[Stored records]
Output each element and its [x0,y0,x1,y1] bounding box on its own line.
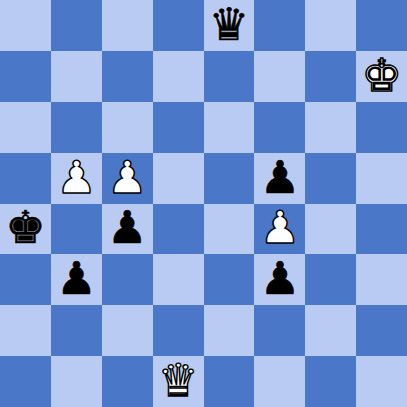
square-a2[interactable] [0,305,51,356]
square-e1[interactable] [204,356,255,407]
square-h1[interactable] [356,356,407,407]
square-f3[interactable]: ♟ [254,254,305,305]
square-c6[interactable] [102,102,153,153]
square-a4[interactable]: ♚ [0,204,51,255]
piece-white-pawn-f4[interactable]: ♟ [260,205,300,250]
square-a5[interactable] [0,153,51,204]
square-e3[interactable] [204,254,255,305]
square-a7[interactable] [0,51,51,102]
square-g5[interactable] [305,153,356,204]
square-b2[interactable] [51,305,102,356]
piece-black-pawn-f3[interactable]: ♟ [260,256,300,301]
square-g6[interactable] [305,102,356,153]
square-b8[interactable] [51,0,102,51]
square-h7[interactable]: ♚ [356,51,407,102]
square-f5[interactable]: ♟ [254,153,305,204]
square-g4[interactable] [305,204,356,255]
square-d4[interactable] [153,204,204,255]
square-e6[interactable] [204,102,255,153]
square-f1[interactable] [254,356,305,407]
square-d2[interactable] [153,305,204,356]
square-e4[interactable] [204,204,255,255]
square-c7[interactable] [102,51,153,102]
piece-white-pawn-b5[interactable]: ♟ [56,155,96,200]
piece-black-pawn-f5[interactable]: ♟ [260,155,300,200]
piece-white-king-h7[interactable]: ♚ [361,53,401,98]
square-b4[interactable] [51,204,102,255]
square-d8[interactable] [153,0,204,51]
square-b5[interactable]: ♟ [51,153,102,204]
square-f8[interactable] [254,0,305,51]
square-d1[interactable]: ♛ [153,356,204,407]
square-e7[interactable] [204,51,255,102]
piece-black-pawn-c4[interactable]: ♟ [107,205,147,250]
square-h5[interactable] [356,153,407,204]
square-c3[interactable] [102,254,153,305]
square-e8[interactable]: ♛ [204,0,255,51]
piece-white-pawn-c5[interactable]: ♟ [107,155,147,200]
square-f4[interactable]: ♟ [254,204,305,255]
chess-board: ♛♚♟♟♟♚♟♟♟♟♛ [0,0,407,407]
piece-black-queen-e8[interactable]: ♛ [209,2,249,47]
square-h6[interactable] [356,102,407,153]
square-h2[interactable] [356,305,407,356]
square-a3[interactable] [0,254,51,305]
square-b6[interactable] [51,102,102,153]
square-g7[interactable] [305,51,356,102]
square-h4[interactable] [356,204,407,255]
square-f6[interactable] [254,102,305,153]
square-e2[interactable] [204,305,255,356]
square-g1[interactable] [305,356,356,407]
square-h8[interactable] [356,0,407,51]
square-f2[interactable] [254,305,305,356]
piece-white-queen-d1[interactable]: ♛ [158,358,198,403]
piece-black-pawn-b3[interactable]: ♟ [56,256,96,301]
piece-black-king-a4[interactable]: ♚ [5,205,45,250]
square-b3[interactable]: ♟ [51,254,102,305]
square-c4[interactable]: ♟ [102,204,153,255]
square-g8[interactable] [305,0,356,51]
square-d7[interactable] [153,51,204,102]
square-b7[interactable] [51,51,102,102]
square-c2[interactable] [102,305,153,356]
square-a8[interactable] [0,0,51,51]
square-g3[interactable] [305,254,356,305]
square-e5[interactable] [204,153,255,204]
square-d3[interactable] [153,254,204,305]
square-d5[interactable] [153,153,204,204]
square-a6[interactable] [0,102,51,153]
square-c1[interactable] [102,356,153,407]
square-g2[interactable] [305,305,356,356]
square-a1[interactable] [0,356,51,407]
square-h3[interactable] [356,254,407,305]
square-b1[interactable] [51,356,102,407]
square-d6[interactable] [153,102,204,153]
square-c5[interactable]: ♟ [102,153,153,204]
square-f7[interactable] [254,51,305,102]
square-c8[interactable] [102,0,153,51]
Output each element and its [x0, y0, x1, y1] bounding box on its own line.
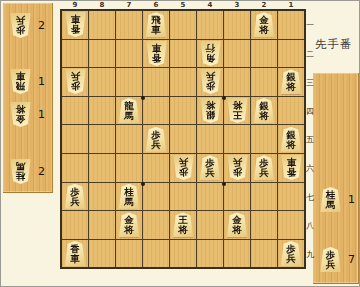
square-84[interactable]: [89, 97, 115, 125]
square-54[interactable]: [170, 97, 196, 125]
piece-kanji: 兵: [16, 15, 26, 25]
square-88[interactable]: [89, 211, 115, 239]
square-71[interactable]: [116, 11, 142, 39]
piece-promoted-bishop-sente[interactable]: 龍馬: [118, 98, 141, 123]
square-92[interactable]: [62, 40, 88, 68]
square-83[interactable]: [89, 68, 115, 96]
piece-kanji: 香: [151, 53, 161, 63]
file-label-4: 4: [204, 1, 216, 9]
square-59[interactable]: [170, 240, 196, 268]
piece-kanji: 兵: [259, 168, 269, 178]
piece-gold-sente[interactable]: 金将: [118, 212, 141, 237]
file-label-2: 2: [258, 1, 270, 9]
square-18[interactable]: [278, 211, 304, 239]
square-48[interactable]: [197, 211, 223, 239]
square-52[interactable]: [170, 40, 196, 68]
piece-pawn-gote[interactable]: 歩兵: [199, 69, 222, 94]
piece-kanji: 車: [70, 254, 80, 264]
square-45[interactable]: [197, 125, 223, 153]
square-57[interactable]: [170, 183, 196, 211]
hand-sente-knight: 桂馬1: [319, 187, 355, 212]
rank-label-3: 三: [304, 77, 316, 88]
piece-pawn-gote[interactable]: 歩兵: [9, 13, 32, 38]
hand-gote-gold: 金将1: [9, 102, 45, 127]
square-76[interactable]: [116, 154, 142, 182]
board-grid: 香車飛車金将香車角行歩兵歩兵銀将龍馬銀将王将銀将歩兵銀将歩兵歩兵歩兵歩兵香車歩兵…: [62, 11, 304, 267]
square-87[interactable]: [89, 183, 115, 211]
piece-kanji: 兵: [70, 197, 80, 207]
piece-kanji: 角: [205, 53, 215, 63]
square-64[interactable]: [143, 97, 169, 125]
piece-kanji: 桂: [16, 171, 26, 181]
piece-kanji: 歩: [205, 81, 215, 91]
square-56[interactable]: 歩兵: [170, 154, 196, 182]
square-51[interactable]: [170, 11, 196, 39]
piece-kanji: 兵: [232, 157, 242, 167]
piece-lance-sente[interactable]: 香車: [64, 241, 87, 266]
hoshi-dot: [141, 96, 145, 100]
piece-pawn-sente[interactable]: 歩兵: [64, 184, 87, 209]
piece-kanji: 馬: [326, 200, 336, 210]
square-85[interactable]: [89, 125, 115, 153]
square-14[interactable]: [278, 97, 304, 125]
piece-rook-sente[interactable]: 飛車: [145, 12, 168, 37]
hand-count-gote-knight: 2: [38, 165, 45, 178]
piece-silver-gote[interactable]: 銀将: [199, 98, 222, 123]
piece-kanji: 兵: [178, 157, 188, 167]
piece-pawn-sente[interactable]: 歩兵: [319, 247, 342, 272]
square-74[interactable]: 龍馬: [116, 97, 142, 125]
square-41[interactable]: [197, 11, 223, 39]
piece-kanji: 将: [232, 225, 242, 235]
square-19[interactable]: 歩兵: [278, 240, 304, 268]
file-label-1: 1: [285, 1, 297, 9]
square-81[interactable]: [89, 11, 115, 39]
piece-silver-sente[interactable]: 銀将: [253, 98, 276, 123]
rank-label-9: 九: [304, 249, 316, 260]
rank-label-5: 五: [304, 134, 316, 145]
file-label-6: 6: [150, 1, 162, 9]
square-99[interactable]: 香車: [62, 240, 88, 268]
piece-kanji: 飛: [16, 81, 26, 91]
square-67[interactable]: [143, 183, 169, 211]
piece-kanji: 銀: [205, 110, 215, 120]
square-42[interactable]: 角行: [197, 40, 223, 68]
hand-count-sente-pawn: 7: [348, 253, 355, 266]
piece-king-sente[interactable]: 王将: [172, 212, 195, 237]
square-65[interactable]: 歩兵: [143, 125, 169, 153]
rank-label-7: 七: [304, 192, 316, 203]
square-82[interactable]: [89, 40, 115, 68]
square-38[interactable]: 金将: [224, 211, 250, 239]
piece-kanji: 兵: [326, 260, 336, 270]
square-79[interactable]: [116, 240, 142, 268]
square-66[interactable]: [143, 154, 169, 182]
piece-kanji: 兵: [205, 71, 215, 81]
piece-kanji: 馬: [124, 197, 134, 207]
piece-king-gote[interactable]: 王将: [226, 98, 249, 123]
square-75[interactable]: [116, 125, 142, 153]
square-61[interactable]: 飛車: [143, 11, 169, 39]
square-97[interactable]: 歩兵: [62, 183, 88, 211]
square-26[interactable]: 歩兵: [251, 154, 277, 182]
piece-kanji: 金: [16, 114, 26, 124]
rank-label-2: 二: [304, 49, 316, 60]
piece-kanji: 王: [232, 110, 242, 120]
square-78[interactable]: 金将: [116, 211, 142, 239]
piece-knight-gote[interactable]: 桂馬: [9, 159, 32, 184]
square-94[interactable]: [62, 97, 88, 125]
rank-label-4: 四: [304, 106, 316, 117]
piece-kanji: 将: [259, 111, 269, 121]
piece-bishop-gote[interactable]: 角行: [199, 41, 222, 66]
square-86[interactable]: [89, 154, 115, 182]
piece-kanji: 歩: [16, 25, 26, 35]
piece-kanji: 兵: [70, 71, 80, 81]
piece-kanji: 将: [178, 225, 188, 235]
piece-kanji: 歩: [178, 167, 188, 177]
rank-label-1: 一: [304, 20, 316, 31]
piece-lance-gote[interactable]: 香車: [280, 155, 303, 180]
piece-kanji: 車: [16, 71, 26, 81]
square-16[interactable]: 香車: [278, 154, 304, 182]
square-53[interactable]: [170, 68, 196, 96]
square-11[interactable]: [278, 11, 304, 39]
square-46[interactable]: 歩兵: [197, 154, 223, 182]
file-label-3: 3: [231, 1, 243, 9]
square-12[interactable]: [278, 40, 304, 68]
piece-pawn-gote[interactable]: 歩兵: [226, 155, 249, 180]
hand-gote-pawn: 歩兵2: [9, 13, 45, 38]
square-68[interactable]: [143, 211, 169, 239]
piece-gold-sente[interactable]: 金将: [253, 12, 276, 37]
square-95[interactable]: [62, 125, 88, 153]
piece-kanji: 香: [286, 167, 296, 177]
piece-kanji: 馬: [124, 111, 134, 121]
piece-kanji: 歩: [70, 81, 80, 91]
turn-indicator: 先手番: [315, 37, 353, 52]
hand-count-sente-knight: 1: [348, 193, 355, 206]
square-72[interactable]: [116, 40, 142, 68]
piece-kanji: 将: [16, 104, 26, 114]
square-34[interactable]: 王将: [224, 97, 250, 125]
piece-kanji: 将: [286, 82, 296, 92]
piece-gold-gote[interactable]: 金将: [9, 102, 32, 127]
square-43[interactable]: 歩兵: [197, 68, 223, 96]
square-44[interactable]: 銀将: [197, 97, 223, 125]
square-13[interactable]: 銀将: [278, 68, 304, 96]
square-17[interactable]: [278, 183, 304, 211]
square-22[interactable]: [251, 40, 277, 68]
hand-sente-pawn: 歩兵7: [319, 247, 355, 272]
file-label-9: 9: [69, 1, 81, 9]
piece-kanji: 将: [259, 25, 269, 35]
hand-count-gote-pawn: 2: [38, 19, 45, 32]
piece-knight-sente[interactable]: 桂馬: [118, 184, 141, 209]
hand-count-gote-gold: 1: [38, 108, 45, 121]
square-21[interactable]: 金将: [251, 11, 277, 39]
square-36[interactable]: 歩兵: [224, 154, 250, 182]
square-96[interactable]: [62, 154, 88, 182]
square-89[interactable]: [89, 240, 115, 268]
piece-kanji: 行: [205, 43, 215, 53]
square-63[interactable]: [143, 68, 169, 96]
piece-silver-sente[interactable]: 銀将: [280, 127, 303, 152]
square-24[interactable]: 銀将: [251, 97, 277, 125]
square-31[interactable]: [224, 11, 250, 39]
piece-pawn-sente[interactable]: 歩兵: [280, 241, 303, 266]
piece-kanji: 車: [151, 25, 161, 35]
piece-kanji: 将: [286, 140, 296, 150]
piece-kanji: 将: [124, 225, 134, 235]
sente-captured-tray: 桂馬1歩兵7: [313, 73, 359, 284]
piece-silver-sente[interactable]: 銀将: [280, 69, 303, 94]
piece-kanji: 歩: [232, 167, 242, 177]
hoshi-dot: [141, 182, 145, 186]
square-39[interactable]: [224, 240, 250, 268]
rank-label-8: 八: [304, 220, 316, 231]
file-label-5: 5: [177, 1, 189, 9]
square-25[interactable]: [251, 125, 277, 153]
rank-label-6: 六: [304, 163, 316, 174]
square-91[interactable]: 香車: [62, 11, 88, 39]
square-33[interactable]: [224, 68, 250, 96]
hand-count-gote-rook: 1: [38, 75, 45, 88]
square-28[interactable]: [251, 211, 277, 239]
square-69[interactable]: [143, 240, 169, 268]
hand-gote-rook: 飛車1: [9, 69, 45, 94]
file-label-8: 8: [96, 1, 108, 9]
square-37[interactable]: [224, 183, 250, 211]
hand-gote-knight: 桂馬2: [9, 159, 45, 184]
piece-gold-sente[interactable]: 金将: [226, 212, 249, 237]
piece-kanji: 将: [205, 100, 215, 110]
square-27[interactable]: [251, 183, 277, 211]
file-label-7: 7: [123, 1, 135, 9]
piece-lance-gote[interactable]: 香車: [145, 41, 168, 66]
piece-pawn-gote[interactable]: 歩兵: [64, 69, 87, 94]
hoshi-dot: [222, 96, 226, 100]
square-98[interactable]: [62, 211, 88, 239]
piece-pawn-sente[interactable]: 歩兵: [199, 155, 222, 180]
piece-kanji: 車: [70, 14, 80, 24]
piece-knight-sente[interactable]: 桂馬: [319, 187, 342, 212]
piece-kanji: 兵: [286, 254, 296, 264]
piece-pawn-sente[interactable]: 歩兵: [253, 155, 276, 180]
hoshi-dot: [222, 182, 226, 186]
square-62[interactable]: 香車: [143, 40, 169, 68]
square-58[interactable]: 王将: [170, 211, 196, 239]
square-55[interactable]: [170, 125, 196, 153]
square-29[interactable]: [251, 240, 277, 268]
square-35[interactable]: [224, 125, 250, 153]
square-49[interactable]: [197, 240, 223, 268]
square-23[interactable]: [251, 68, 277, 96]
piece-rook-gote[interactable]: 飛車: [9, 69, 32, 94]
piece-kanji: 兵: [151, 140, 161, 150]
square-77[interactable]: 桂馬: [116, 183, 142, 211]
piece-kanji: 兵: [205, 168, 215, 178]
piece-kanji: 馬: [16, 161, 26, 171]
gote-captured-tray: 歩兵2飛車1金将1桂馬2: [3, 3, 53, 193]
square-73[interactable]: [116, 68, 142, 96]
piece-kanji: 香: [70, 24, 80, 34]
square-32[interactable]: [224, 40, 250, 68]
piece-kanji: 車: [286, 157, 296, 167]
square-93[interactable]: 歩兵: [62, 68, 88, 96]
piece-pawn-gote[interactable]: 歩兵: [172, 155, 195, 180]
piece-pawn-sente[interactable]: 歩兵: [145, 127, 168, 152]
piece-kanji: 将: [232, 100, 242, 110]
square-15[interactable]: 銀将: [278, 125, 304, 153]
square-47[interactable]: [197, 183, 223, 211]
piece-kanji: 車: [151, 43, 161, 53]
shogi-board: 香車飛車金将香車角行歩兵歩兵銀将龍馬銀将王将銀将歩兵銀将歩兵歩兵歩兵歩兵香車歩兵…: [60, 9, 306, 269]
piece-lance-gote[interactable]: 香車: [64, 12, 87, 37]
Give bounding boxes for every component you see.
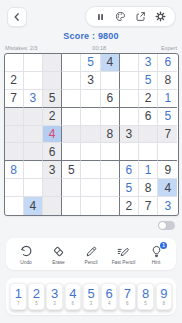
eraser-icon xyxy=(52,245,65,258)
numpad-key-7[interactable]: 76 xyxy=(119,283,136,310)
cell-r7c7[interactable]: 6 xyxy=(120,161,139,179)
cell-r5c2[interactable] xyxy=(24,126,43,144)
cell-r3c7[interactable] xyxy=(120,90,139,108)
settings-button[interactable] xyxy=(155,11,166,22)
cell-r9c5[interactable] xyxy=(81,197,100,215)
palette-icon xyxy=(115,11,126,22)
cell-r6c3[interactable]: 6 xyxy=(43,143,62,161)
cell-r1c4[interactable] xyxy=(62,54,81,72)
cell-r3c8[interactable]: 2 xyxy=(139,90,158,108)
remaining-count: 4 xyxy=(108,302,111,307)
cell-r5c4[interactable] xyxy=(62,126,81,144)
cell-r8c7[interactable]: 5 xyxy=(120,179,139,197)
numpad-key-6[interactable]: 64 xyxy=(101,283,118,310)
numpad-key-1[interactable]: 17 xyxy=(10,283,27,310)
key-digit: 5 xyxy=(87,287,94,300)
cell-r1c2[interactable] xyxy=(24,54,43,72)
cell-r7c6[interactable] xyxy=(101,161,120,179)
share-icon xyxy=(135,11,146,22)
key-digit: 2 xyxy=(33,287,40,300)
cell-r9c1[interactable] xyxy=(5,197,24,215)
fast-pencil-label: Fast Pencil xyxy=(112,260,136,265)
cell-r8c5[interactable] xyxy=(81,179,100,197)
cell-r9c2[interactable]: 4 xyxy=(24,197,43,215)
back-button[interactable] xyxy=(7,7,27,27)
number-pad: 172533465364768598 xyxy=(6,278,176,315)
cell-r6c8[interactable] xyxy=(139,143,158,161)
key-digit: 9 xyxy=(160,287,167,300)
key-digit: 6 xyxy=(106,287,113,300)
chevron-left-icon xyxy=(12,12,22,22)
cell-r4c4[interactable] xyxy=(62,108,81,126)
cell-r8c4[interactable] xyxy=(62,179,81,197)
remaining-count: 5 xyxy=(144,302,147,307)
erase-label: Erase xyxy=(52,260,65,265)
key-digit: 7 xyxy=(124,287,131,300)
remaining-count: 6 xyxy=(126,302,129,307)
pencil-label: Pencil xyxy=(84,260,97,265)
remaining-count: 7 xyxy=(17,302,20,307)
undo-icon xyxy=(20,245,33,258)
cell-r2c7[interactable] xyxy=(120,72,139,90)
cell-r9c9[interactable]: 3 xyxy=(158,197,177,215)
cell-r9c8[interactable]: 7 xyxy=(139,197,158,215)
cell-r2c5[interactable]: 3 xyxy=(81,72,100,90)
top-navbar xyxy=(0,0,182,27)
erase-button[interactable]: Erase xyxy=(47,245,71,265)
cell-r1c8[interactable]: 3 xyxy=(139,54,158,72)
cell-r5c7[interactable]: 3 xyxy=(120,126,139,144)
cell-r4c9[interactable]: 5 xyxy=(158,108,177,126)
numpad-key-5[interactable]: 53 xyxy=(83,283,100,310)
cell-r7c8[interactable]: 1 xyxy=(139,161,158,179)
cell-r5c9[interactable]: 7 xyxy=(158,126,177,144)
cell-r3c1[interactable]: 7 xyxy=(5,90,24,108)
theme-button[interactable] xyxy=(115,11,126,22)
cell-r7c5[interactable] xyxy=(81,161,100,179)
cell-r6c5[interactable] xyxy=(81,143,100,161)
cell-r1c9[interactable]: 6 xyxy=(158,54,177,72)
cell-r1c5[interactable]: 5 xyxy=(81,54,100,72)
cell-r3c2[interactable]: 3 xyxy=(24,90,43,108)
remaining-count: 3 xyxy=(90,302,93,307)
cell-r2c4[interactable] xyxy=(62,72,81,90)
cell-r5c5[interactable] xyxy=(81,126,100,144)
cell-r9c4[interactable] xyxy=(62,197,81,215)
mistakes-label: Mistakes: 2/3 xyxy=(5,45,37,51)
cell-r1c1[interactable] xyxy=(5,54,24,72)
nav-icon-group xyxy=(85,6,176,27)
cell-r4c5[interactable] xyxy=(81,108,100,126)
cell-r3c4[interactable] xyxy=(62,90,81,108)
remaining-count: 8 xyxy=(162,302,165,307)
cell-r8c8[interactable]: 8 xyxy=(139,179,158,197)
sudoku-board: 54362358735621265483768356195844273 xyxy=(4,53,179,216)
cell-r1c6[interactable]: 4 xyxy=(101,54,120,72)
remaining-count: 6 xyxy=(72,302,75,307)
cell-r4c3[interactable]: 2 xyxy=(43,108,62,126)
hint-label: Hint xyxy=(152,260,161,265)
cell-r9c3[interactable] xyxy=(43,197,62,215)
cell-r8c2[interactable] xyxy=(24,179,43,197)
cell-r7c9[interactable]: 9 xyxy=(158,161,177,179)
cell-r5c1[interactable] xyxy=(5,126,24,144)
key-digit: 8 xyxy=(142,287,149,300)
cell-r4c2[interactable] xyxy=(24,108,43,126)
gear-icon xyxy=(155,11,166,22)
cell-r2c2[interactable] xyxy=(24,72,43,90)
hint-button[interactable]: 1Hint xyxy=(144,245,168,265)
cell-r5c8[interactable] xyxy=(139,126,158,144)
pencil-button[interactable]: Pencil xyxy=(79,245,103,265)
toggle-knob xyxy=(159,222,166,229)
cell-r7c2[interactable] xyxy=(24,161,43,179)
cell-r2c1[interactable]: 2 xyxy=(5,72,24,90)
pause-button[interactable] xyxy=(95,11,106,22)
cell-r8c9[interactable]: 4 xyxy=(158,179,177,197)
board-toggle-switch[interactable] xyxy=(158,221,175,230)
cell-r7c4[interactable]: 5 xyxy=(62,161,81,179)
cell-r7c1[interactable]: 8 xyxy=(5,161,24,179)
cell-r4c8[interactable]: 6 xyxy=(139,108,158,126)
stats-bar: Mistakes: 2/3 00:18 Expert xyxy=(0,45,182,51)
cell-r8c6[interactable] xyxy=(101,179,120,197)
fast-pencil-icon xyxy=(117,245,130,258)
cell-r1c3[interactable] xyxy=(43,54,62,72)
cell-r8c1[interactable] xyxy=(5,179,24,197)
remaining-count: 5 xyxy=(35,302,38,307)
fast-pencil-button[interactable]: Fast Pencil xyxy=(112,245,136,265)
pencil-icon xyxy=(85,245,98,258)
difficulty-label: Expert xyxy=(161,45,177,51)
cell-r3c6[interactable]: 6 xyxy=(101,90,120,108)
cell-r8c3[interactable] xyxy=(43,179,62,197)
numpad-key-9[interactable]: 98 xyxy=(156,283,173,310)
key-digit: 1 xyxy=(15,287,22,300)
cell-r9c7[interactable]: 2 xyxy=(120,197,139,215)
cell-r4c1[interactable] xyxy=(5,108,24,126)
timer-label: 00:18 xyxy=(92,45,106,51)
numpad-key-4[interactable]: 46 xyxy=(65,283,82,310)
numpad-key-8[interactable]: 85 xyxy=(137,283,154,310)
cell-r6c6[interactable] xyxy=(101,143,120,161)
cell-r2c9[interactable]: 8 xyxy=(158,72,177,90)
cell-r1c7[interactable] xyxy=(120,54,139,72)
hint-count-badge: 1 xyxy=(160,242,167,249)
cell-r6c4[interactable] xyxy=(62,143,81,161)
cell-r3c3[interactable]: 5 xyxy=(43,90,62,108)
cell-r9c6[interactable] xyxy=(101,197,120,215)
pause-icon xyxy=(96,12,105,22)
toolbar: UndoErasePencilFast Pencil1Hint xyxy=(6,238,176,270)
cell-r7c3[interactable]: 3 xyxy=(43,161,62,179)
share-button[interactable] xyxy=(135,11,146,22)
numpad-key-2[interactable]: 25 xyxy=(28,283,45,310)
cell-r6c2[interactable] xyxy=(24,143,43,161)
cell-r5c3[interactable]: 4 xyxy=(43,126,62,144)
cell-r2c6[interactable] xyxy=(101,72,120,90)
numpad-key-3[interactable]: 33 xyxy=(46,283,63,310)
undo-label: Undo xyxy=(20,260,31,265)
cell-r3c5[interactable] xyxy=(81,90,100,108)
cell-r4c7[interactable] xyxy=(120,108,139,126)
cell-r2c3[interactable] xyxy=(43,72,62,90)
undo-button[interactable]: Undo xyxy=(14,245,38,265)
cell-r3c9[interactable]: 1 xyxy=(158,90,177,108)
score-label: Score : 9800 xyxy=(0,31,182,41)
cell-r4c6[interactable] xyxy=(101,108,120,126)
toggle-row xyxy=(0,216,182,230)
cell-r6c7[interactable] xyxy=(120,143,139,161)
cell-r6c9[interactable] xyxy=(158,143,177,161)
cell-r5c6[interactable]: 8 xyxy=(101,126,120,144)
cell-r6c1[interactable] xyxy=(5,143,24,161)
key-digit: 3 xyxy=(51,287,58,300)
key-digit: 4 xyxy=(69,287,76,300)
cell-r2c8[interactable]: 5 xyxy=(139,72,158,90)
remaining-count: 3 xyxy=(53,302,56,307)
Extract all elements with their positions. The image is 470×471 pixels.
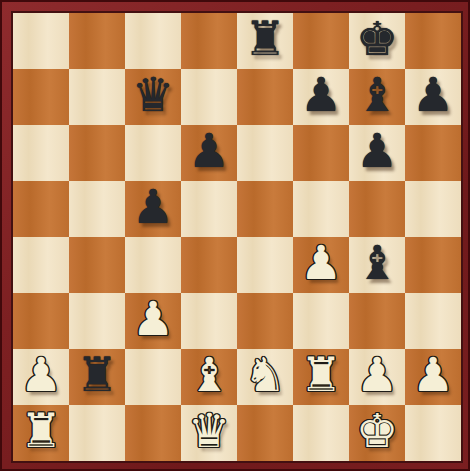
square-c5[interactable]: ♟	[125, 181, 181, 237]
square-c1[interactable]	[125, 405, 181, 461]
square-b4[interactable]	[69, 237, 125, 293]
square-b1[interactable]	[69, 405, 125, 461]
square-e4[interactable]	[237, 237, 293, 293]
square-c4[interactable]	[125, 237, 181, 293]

▶ _Your task_: Transcribe the lines without alteration, beginning at the line that contains "square-a2[interactable] [0,305,51,356]" and stopping after the line that contains "square-g5[interactable] [305,153,356,204]".

▶ _Solution to this problem_:
square-a2[interactable] [0,305,51,356]
square-e1[interactable] [204,356,255,407]
square-h1[interactable] [356,356,407,407]
square-f3[interactable]: ♟ [254,254,305,305]
square-c6[interactable] [102,102,153,153]
square-a4[interactable]: ♚ [0,204,51,255]
piece-white-pawn-f4[interactable]: ♟ [260,205,300,250]
square-a5[interactable] [0,153,51,204]
square-e3[interactable] [204,254,255,305]
square-a7[interactable] [0,51,51,102]
square-g5[interactable] [305,153,356,204]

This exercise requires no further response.